▶ **Extracted records**:
==============================

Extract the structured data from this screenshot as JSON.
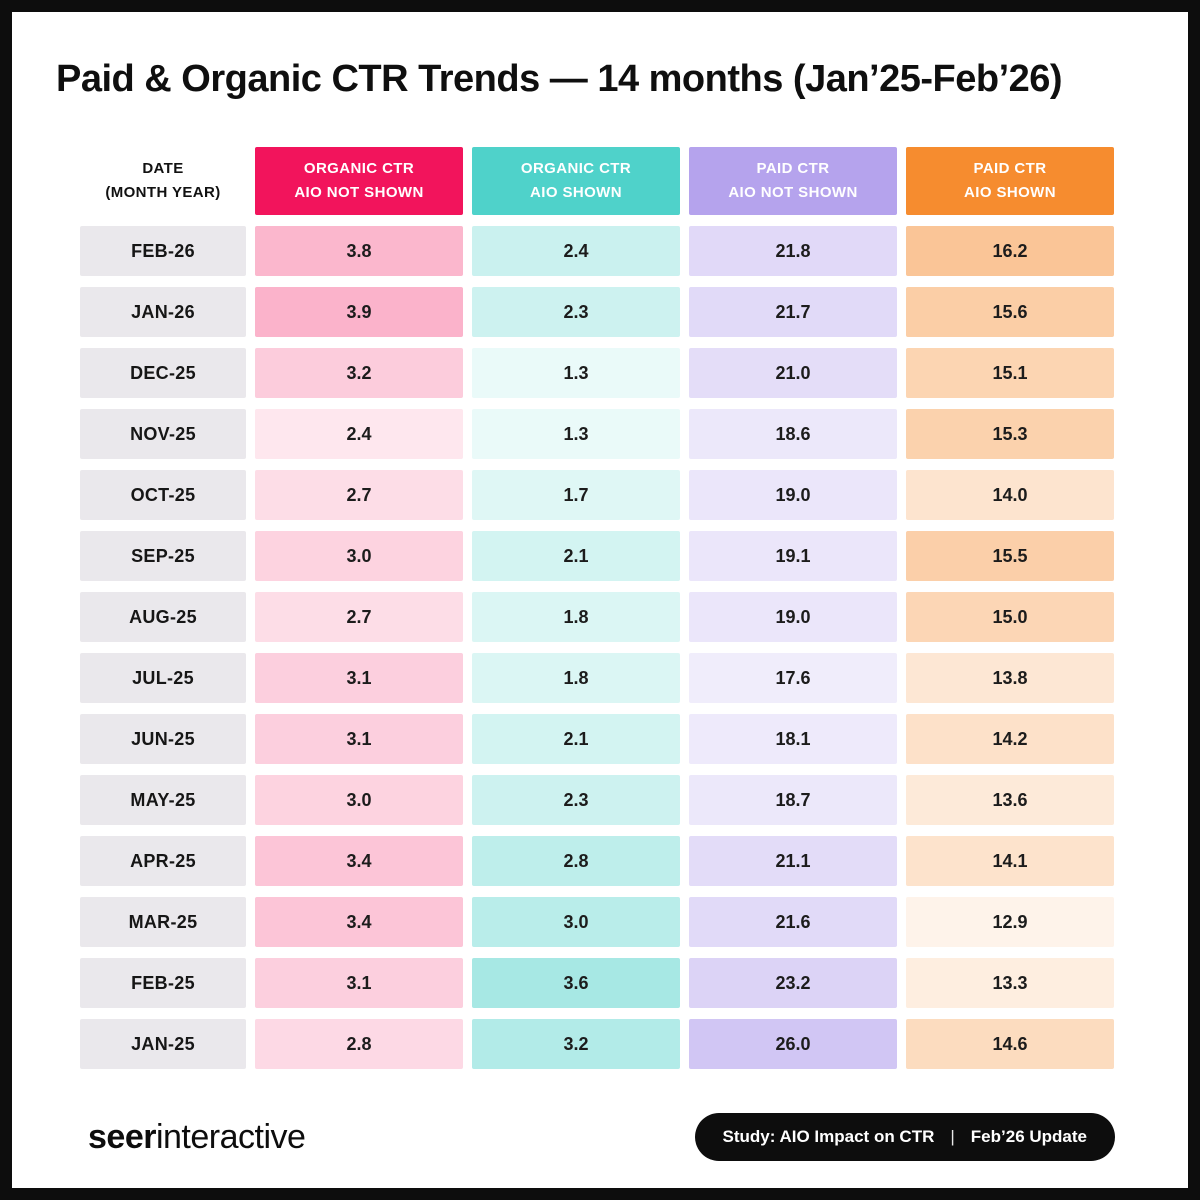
{
  "page": {
    "title": "Paid & Organic CTR Trends — 14 months (Jan’25-Feb’26)"
  },
  "table": {
    "date_header_line1": "DATE",
    "date_header_line2": "(MONTH YEAR)",
    "columns": [
      {
        "label_line1": "ORGANIC CTR",
        "label_line2": "AIO NOT SHOWN",
        "color": "#F2145C"
      },
      {
        "label_line1": "ORGANIC CTR",
        "label_line2": "AIO SHOWN",
        "color": "#4FD2CA"
      },
      {
        "label_line1": "PAID CTR",
        "label_line2": "AIO NOT SHOWN",
        "color": "#B5A3ED"
      },
      {
        "label_line1": "PAID CTR",
        "label_line2": "AIO SHOWN",
        "color": "#F68C2F"
      }
    ],
    "rows": [
      {
        "date": "FEB-26",
        "values": [
          3.8,
          2.4,
          21.8,
          16.2
        ]
      },
      {
        "date": "JAN-26",
        "values": [
          3.9,
          2.3,
          21.7,
          15.6
        ]
      },
      {
        "date": "DEC-25",
        "values": [
          3.2,
          1.3,
          21.0,
          15.1
        ]
      },
      {
        "date": "NOV-25",
        "values": [
          2.4,
          1.3,
          18.6,
          15.3
        ]
      },
      {
        "date": "OCT-25",
        "values": [
          2.7,
          1.7,
          19.0,
          14.0
        ]
      },
      {
        "date": "SEP-25",
        "values": [
          3.0,
          2.1,
          19.1,
          15.5
        ]
      },
      {
        "date": "AUG-25",
        "values": [
          2.7,
          1.8,
          19.0,
          15.0
        ]
      },
      {
        "date": "JUL-25",
        "values": [
          3.1,
          1.8,
          17.6,
          13.8
        ]
      },
      {
        "date": "JUN-25",
        "values": [
          3.1,
          2.1,
          18.1,
          14.2
        ]
      },
      {
        "date": "MAY-25",
        "values": [
          3.0,
          2.3,
          18.7,
          13.6
        ]
      },
      {
        "date": "APR-25",
        "values": [
          3.4,
          2.8,
          21.1,
          14.1
        ]
      },
      {
        "date": "MAR-25",
        "values": [
          3.4,
          3.0,
          21.6,
          12.9
        ]
      },
      {
        "date": "FEB-25",
        "values": [
          3.1,
          3.6,
          23.2,
          13.3
        ]
      },
      {
        "date": "JAN-25",
        "values": [
          2.8,
          3.2,
          26.0,
          14.6
        ]
      }
    ]
  },
  "footer": {
    "logo_bold": "seer",
    "logo_light": "interactive",
    "badge_left": "Study: AIO Impact on CTR",
    "badge_separator": "|",
    "badge_right": "Feb’26 Update"
  },
  "chart_data": {
    "type": "table",
    "title": "Paid & Organic CTR Trends — 14 months (Jan’25-Feb’26)",
    "categories": [
      "FEB-26",
      "JAN-26",
      "DEC-25",
      "NOV-25",
      "OCT-25",
      "SEP-25",
      "AUG-25",
      "JUL-25",
      "JUN-25",
      "MAY-25",
      "APR-25",
      "MAR-25",
      "FEB-25",
      "JAN-25"
    ],
    "series": [
      {
        "name": "ORGANIC CTR AIO NOT SHOWN",
        "values": [
          3.8,
          3.9,
          3.2,
          2.4,
          2.7,
          3.0,
          2.7,
          3.1,
          3.1,
          3.0,
          3.4,
          3.4,
          3.1,
          2.8
        ]
      },
      {
        "name": "ORGANIC CTR AIO SHOWN",
        "values": [
          2.4,
          2.3,
          1.3,
          1.3,
          1.7,
          2.1,
          1.8,
          1.8,
          2.1,
          2.3,
          2.8,
          3.0,
          3.6,
          3.2
        ]
      },
      {
        "name": "PAID CTR AIO NOT SHOWN",
        "values": [
          21.8,
          21.7,
          21.0,
          18.6,
          19.0,
          19.1,
          19.0,
          17.6,
          18.1,
          18.7,
          21.1,
          21.6,
          23.2,
          26.0
        ]
      },
      {
        "name": "PAID CTR AIO SHOWN",
        "values": [
          16.2,
          15.6,
          15.1,
          15.3,
          14.0,
          15.5,
          15.0,
          13.8,
          14.2,
          13.6,
          14.1,
          12.9,
          13.3,
          14.6
        ]
      }
    ],
    "layout_hints": {
      "cell_shading": "per-column heatmap, darker tint = higher value",
      "header_colors": [
        "#F2145C",
        "#4FD2CA",
        "#B5A3ED",
        "#F68C2F"
      ]
    }
  }
}
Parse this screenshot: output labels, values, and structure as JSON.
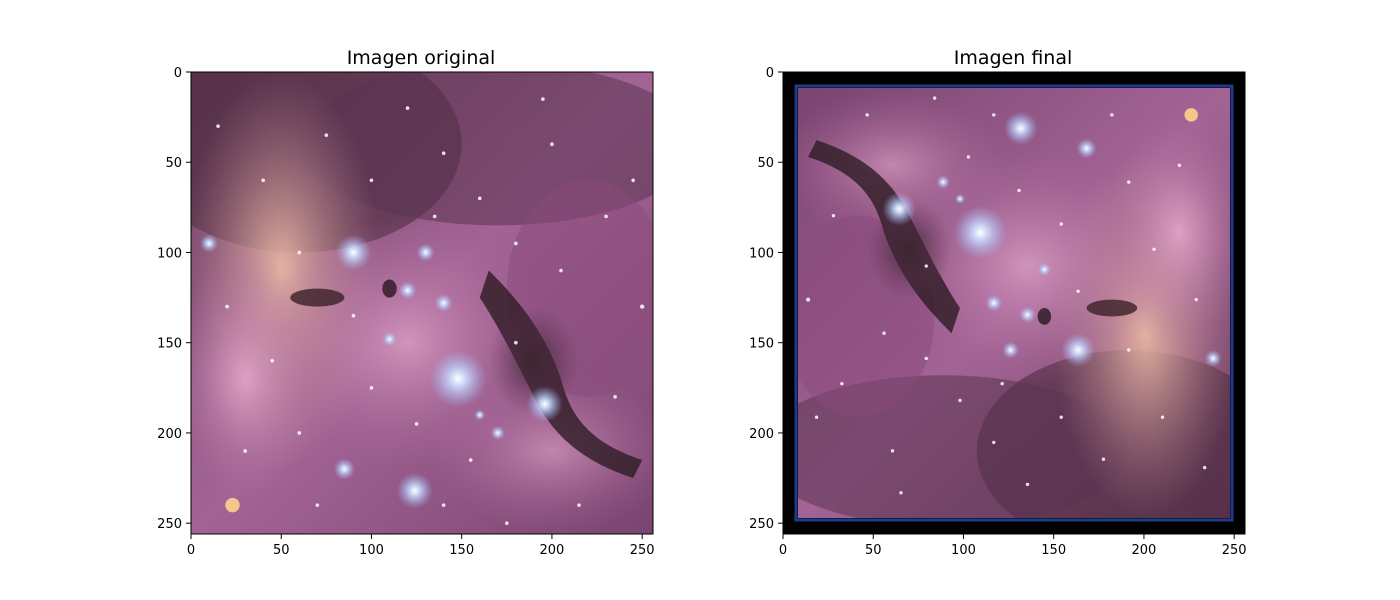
{
  "chart_data": [
    {
      "type": "image",
      "title": "Imagen original",
      "xlim": [
        0,
        256
      ],
      "ylim": [
        256,
        0
      ],
      "xticks": [
        0,
        50,
        100,
        150,
        200,
        250
      ],
      "yticks": [
        0,
        50,
        100,
        150,
        200,
        250
      ],
      "grid": false,
      "image_content": "purple-pink nebula star field, bright star cluster lower center, dark dust lane lower right, pale orange cloud upper left"
    },
    {
      "type": "image",
      "title": "Imagen final",
      "xlim": [
        0,
        256
      ],
      "ylim": [
        256,
        0
      ],
      "xticks": [
        0,
        50,
        100,
        150,
        200,
        250
      ],
      "yticks": [
        0,
        50,
        100,
        150,
        200,
        250
      ],
      "grid": false,
      "image_content": "same nebula rotated 180 degrees, framed by a black border with a thin blue edge",
      "border_color": "#000000",
      "border_edge_color": "#1f3a8a"
    }
  ]
}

==============================

Transcribe the listing in full and omit the pictures.

Extract the structured data from this screenshot as JSON.
{
  "page": {
    "title": "Paid & Organic CTR Trends — 14 months (Jan’25-Feb’26)"
  },
  "table": {
    "date_header_line1": "DATE",
    "date_header_line2": "(MONTH YEAR)",
    "columns": [
      {
        "label_line1": "ORGANIC CTR",
        "label_line2": "AIO NOT SHOWN",
        "color": "#F2145C"
      },
      {
        "label_line1": "ORGANIC CTR",
        "label_line2": "AIO SHOWN",
        "color": "#4FD2CA"
      },
      {
        "label_line1": "PAID CTR",
        "label_line2": "AIO NOT SHOWN",
        "color": "#B5A3ED"
      },
      {
        "label_line1": "PAID CTR",
        "label_line2": "AIO SHOWN",
        "color": "#F68C2F"
      }
    ],
    "rows": [
      {
        "date": "FEB-26",
        "values": [
          3.8,
          2.4,
          21.8,
          16.2
        ]
      },
      {
        "date": "JAN-26",
        "values": [
          3.9,
          2.3,
          21.7,
          15.6
        ]
      },
      {
        "date": "DEC-25",
        "values": [
          3.2,
          1.3,
          21.0,
          15.1
        ]
      },
      {
        "date": "NOV-25",
        "values": [
          2.4,
          1.3,
          18.6,
          15.3
        ]
      },
      {
        "date": "OCT-25",
        "values": [
          2.7,
          1.7,
          19.0,
          14.0
        ]
      },
      {
        "date": "SEP-25",
        "values": [
          3.0,
          2.1,
          19.1,
          15.5
        ]
      },
      {
        "date": "AUG-25",
        "values": [
          2.7,
          1.8,
          19.0,
          15.0
        ]
      },
      {
        "date": "JUL-25",
        "values": [
          3.1,
          1.8,
          17.6,
          13.8
        ]
      },
      {
        "date": "JUN-25",
        "values": [
          3.1,
          2.1,
          18.1,
          14.2
        ]
      },
      {
        "date": "MAY-25",
        "values": [
          3.0,
          2.3,
          18.7,
          13.6
        ]
      },
      {
        "date": "APR-25",
        "values": [
          3.4,
          2.8,
          21.1,
          14.1
        ]
      },
      {
        "date": "MAR-25",
        "values": [
          3.4,
          3.0,
          21.6,
          12.9
        ]
      },
      {
        "date": "FEB-25",
        "values": [
          3.1,
          3.6,
          23.2,
          13.3
        ]
      },
      {
        "date": "JAN-25",
        "values": [
          2.8,
          3.2,
          26.0,
          14.6
        ]
      }
    ]
  },
  "footer": {
    "logo_bold": "seer",
    "logo_light": "interactive",
    "badge_left": "Study: AIO Impact on CTR",
    "badge_separator": "|",
    "badge_right": "Feb’26 Update"
  },
  "chart_data": {
    "type": "table",
    "title": "Paid & Organic CTR Trends — 14 months (Jan’25-Feb’26)",
    "categories": [
      "FEB-26",
      "JAN-26",
      "DEC-25",
      "NOV-25",
      "OCT-25",
      "SEP-25",
      "AUG-25",
      "JUL-25",
      "JUN-25",
      "MAY-25",
      "APR-25",
      "MAR-25",
      "FEB-25",
      "JAN-25"
    ],
    "series": [
      {
        "name": "ORGANIC CTR AIO NOT SHOWN",
        "values": [
          3.8,
          3.9,
          3.2,
          2.4,
          2.7,
          3.0,
          2.7,
          3.1,
          3.1,
          3.0,
          3.4,
          3.4,
          3.1,
          2.8
        ]
      },
      {
        "name": "ORGANIC CTR AIO SHOWN",
        "values": [
          2.4,
          2.3,
          1.3,
          1.3,
          1.7,
          2.1,
          1.8,
          1.8,
          2.1,
          2.3,
          2.8,
          3.0,
          3.6,
          3.2
        ]
      },
      {
        "name": "PAID CTR AIO NOT SHOWN",
        "values": [
          21.8,
          21.7,
          21.0,
          18.6,
          19.0,
          19.1,
          19.0,
          17.6,
          18.1,
          18.7,
          21.1,
          21.6,
          23.2,
          26.0
        ]
      },
      {
        "name": "PAID CTR AIO SHOWN",
        "values": [
          16.2,
          15.6,
          15.1,
          15.3,
          14.0,
          15.5,
          15.0,
          13.8,
          14.2,
          13.6,
          14.1,
          12.9,
          13.3,
          14.6
        ]
      }
    ],
    "layout_hints": {
      "cell_shading": "per-column heatmap, darker tint = higher value",
      "header_colors": [
        "#F2145C",
        "#4FD2CA",
        "#B5A3ED",
        "#F68C2F"
      ]
    }
  }
}
Parse this screenshot: output labels, values, and structure as JSON.
{
  "chart_data": [
    {
      "type": "image",
      "title": "Imagen original",
      "xlim": [
        0,
        256
      ],
      "ylim": [
        256,
        0
      ],
      "xticks": [
        0,
        50,
        100,
        150,
        200,
        250
      ],
      "yticks": [
        0,
        50,
        100,
        150,
        200,
        250
      ],
      "grid": false,
      "image_content": "purple-pink nebula star field, bright star cluster lower center, dark dust lane lower right, pale orange cloud upper left"
    },
    {
      "type": "image",
      "title": "Imagen final",
      "xlim": [
        0,
        256
      ],
      "ylim": [
        256,
        0
      ],
      "xticks": [
        0,
        50,
        100,
        150,
        200,
        250
      ],
      "yticks": [
        0,
        50,
        100,
        150,
        200,
        250
      ],
      "grid": false,
      "image_content": "same nebula rotated 180 degrees, framed by a black border with a thin blue edge",
      "border_color": "#000000",
      "border_edge_color": "#1f3a8a"
    }
  ]
}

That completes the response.